→ **Excerpted records**
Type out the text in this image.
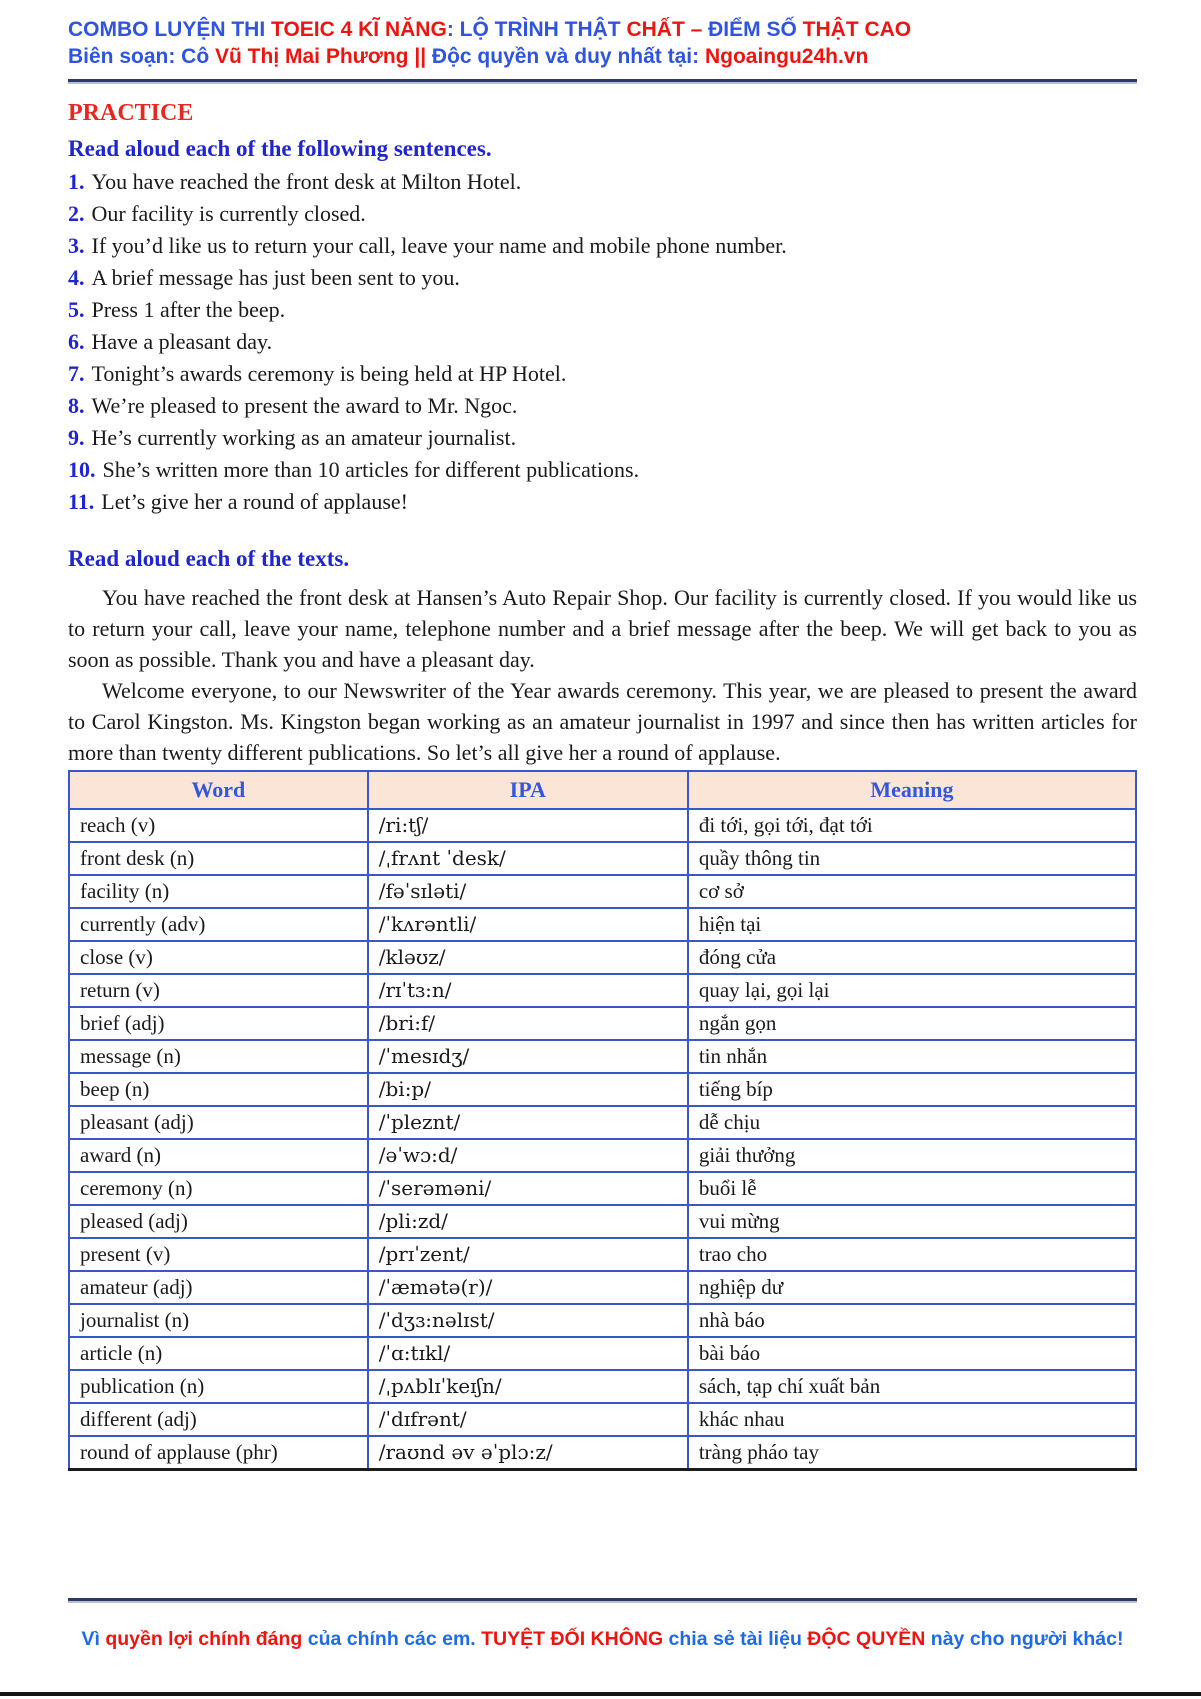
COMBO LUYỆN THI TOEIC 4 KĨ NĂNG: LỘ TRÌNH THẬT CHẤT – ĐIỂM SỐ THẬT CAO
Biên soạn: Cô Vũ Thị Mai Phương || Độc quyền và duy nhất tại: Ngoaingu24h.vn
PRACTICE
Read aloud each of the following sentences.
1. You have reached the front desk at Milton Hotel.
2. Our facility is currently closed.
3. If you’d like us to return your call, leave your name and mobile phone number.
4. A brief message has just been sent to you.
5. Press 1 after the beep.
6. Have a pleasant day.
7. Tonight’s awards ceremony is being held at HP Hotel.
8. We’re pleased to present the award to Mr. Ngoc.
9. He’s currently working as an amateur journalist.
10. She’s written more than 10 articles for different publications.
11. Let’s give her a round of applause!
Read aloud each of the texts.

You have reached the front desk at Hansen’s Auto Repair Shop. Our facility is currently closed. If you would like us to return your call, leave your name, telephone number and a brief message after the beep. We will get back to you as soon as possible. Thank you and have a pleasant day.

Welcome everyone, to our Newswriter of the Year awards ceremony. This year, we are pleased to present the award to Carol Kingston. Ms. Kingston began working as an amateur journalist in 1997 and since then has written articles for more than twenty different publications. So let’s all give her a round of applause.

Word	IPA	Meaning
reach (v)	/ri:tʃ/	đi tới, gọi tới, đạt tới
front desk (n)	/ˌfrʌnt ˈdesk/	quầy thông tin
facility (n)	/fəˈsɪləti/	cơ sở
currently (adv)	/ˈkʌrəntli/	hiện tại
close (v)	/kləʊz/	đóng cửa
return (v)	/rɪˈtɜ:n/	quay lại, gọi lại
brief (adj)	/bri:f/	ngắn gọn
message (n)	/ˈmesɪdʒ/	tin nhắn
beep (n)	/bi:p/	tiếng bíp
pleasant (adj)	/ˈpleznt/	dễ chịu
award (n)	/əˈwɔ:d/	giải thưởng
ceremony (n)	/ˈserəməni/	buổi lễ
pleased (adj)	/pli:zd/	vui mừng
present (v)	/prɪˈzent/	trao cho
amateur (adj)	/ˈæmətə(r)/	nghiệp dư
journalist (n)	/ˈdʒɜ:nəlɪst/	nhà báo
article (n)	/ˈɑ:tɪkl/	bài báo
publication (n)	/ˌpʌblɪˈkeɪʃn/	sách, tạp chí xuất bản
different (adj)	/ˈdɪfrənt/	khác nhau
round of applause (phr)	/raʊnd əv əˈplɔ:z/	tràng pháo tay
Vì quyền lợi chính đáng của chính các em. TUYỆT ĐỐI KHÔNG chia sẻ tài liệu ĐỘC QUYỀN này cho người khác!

* * *

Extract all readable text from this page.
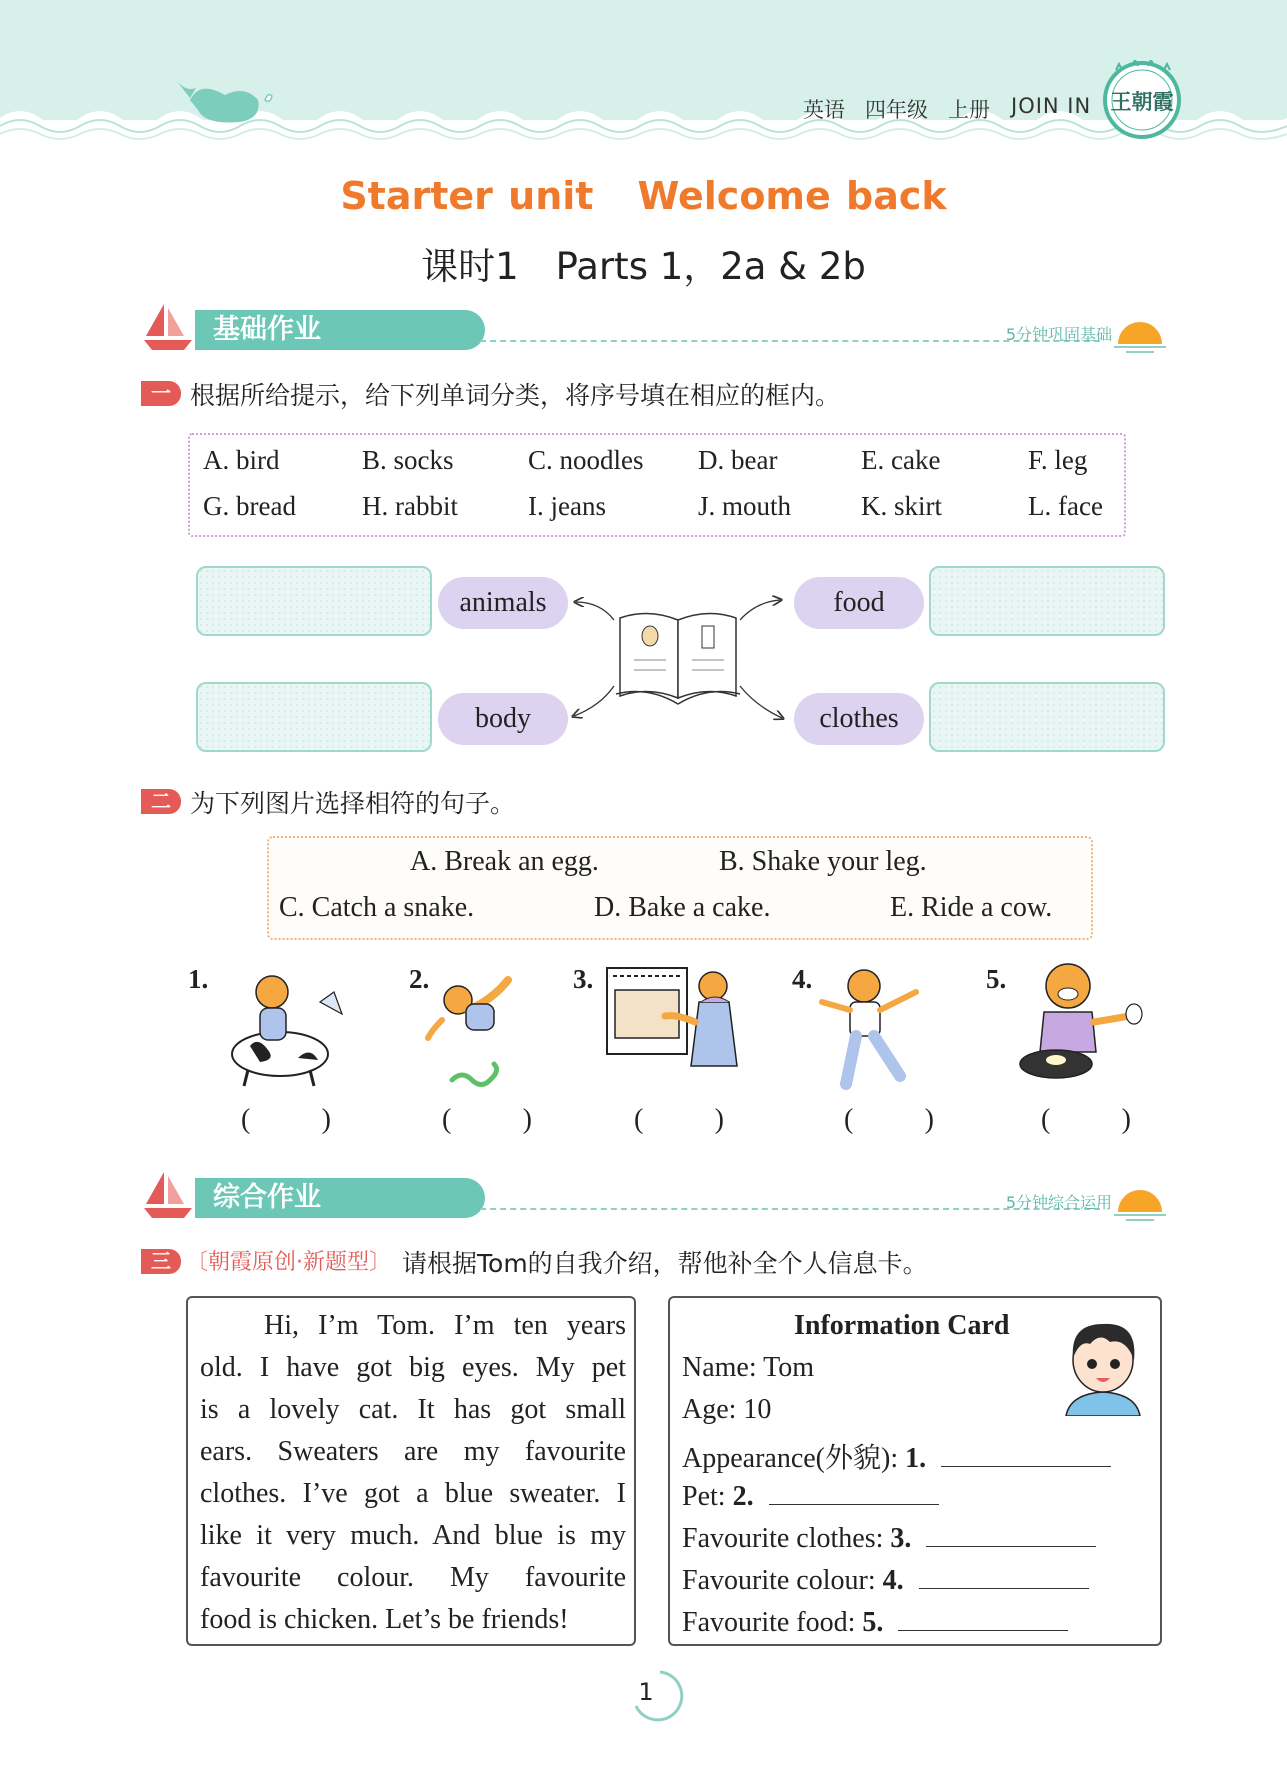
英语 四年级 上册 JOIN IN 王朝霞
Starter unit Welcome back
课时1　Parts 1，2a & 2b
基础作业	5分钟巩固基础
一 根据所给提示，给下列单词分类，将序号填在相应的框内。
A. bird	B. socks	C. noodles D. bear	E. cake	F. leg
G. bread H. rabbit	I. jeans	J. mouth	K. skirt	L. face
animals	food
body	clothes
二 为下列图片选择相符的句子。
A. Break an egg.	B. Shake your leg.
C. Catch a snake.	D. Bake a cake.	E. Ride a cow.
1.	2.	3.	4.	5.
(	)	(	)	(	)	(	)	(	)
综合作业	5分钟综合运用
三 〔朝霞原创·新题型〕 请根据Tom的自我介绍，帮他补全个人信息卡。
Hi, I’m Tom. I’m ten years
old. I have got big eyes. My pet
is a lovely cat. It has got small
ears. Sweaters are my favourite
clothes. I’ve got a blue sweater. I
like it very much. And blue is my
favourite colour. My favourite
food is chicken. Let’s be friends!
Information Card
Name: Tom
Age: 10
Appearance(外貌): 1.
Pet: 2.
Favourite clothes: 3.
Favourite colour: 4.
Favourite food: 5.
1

→ **Description of the task**
State, as a number only, how many lines in the entries include "pleased".

→ **Answer to this problem**
3